__WORK TO BE COMPLETED__. Repeat all of the records verbatim.

__MATERIAL SUPPLIED__.
----------------------------------------
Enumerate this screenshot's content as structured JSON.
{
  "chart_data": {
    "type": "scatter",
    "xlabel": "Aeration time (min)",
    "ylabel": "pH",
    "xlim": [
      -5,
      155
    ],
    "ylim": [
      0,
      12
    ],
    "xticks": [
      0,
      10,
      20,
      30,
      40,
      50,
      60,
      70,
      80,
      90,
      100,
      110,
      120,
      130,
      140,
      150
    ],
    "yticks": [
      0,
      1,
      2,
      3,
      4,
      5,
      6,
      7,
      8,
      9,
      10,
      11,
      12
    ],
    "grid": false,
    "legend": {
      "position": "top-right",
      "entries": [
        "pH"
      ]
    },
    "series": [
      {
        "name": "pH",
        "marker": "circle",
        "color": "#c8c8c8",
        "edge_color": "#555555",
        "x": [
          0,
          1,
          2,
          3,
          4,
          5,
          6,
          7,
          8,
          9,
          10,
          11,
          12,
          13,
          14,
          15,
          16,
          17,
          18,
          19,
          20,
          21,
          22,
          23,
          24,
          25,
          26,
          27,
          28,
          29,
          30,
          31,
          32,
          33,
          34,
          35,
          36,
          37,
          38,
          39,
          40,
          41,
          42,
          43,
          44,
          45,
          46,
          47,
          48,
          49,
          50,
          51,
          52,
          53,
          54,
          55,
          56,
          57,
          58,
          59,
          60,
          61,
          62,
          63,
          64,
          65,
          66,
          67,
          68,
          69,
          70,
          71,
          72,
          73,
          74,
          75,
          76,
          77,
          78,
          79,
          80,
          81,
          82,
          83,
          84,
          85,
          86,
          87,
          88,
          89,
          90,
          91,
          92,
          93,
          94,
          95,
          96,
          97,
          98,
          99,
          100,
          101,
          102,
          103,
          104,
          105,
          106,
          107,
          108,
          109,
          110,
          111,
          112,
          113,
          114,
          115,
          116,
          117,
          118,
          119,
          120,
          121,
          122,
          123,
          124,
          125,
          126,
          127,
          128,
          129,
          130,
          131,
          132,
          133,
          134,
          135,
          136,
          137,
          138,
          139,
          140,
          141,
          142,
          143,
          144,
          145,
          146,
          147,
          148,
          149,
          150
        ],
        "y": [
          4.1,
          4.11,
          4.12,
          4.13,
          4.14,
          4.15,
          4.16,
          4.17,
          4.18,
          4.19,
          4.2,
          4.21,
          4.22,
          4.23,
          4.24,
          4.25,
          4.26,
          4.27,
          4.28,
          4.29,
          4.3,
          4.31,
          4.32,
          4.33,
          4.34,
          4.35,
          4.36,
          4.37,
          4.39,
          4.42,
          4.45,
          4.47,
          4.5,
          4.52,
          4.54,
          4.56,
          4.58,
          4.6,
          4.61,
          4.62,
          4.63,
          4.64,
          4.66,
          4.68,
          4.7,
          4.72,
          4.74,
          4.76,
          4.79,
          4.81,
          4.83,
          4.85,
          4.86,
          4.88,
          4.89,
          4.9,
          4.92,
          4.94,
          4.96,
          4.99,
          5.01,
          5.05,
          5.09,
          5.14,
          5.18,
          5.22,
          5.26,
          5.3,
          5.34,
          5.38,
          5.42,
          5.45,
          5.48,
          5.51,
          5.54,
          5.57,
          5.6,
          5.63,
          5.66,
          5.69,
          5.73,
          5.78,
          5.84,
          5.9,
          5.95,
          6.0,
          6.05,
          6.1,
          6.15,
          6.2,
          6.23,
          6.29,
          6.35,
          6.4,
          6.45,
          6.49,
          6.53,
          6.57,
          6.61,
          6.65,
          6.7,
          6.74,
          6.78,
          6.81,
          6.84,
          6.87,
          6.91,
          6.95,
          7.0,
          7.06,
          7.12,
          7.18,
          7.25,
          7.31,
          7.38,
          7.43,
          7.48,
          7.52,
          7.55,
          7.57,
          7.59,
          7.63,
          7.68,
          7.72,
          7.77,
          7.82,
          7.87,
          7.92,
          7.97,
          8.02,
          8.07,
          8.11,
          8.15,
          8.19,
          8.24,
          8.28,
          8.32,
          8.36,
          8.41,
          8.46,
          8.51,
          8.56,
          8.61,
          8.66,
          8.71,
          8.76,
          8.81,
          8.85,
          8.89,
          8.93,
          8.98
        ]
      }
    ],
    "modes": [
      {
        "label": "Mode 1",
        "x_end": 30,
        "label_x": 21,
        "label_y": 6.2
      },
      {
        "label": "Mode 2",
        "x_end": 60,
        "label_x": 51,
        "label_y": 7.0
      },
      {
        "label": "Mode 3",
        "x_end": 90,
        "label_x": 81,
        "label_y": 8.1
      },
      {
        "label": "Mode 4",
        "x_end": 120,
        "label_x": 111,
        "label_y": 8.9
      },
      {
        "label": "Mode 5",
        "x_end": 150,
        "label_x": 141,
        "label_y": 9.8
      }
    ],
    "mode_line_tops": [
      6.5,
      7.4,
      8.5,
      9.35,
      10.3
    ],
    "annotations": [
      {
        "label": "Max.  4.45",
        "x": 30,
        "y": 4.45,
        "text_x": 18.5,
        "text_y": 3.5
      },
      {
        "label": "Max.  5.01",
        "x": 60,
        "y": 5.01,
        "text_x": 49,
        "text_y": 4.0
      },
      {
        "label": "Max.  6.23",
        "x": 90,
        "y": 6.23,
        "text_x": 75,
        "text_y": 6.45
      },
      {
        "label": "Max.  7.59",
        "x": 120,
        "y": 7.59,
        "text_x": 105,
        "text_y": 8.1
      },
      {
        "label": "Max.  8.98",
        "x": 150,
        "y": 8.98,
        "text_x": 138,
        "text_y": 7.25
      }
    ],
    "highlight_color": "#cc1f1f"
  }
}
----------------------------------------
__RIGHT ANSWER__.
Enumerate this screenshot's content as structured JSON.
{
  "chart_data": {
    "type": "scatter",
    "xlabel": "Aeration time (min)",
    "ylabel": "pH",
    "xlim": [
      -5,
      155
    ],
    "ylim": [
      0,
      12
    ],
    "xticks": [
      0,
      10,
      20,
      30,
      40,
      50,
      60,
      70,
      80,
      90,
      100,
      110,
      120,
      130,
      140,
      150
    ],
    "yticks": [
      0,
      1,
      2,
      3,
      4,
      5,
      6,
      7,
      8,
      9,
      10,
      11,
      12
    ],
    "grid": false,
    "legend": {
      "position": "top-right",
      "entries": [
        "pH"
      ]
    },
    "series": [
      {
        "name": "pH",
        "marker": "circle",
        "color": "#c8c8c8",
        "edge_color": "#555555",
        "x": [
          0,
          1,
          2,
          3,
          4,
          5,
          6,
          7,
          8,
          9,
          10,
          11,
          12,
          13,
          14,
          15,
          16,
          17,
          18,
          19,
          20,
          21,
          22,
          23,
          24,
          25,
          26,
          27,
          28,
          29,
          30,
          31,
          32,
          33,
          34,
          35,
          36,
          37,
          38,
          39,
          40,
          41,
          42,
          43,
          44,
          45,
          46,
          47,
          48,
          49,
          50,
          51,
          52,
          53,
          54,
          55,
          56,
          57,
          58,
          59,
          60,
          61,
          62,
          63,
          64,
          65,
          66,
          67,
          68,
          69,
          70,
          71,
          72,
          73,
          74,
          75,
          76,
          77,
          78,
          79,
          80,
          81,
          82,
          83,
          84,
          85,
          86,
          87,
          88,
          89,
          90,
          91,
          92,
          93,
          94,
          95,
          96,
          97,
          98,
          99,
          100,
          101,
          102,
          103,
          104,
          105,
          106,
          107,
          108,
          109,
          110,
          111,
          112,
          113,
          114,
          115,
          116,
          117,
          118,
          119,
          120,
          121,
          122,
          123,
          124,
          125,
          126,
          127,
          128,
          129,
          130,
          131,
          132,
          133,
          134,
          135,
          136,
          137,
          138,
          139,
          140,
          141,
          142,
          143,
          144,
          145,
          146,
          147,
          148,
          149,
          150
        ],
        "y": [
          4.1,
          4.11,
          4.12,
          4.13,
          4.14,
          4.15,
          4.16,
          4.17,
          4.18,
          4.19,
          4.2,
          4.21,
          4.22,
          4.23,
          4.24,
          4.25,
          4.26,
          4.27,
          4.28,
          4.29,
          4.3,
          4.31,
          4.32,
          4.33,
          4.34,
          4.35,
          4.36,
          4.37,
          4.39,
          4.42,
          4.45,
          4.47,
          4.5,
          4.52,
          4.54,
          4.56,
          4.58,
          4.6,
          4.61,
          4.62,
          4.63,
          4.64,
          4.66,
          4.68,
          4.7,
          4.72,
          4.74,
          4.76,
          4.79,
          4.81,
          4.83,
          4.85,
          4.86,
          4.88,
          4.89,
          4.9,
          4.92,
          4.94,
          4.96,
          4.99,
          5.01,
          5.05,
          5.09,
          5.14,
          5.18,
          5.22,
          5.26,
          5.3,
          5.34,
          5.38,
          5.42,
          5.45,
          5.48,
          5.51,
          5.54,
          5.57,
          5.6,
          5.63,
          5.66,
          5.69,
          5.73,
          5.78,
          5.84,
          5.9,
          5.95,
          6.0,
          6.05,
          6.1,
          6.15,
          6.2,
          6.23,
          6.29,
          6.35,
          6.4,
          6.45,
          6.49,
          6.53,
          6.57,
          6.61,
          6.65,
          6.7,
          6.74,
          6.78,
          6.81,
          6.84,
          6.87,
          6.91,
          6.95,
          7.0,
          7.06,
          7.12,
          7.18,
          7.25,
          7.31,
          7.38,
          7.43,
          7.48,
          7.52,
          7.55,
          7.57,
          7.59,
          7.63,
          7.68,
          7.72,
          7.77,
          7.82,
          7.87,
          7.92,
          7.97,
          8.02,
          8.07,
          8.11,
          8.15,
          8.19,
          8.24,
          8.28,
          8.32,
          8.36,
          8.41,
          8.46,
          8.51,
          8.56,
          8.61,
          8.66,
          8.71,
          8.76,
          8.81,
          8.85,
          8.89,
          8.93,
          8.98
        ]
      }
    ],
    "modes": [
      {
        "label": "Mode 1",
        "x_end": 30,
        "label_x": 21,
        "label_y": 6.2
      },
      {
        "label": "Mode 2",
        "x_end": 60,
        "label_x": 51,
        "label_y": 7.0
      },
      {
        "label": "Mode 3",
        "x_end": 90,
        "label_x": 81,
        "label_y": 8.1
      },
      {
        "label": "Mode 4",
        "x_end": 120,
        "label_x": 111,
        "label_y": 8.9
      },
      {
        "label": "Mode 5",
        "x_end": 150,
        "label_x": 141,
        "label_y": 9.8
      }
    ],
    "mode_line_tops": [
      6.5,
      7.4,
      8.5,
      9.35,
      10.3
    ],
    "annotations": [
      {
        "label": "Max.  4.45",
        "x": 30,
        "y": 4.45,
        "text_x": 18.5,
        "text_y": 3.5
      },
      {
        "label": "Max.  5.01",
        "x": 60,
        "y": 5.01,
        "text_x": 49,
        "text_y": 4.0
      },
      {
        "label": "Max.  6.23",
        "x": 90,
        "y": 6.23,
        "text_x": 75,
        "text_y": 6.45
      },
      {
        "label": "Max.  7.59",
        "x": 120,
        "y": 7.59,
        "text_x": 105,
        "text_y": 8.1
      },
      {
        "label": "Max.  8.98",
        "x": 150,
        "y": 8.98,
        "text_x": 138,
        "text_y": 7.25
      }
    ],
    "highlight_color": "#cc1f1f"
  }
}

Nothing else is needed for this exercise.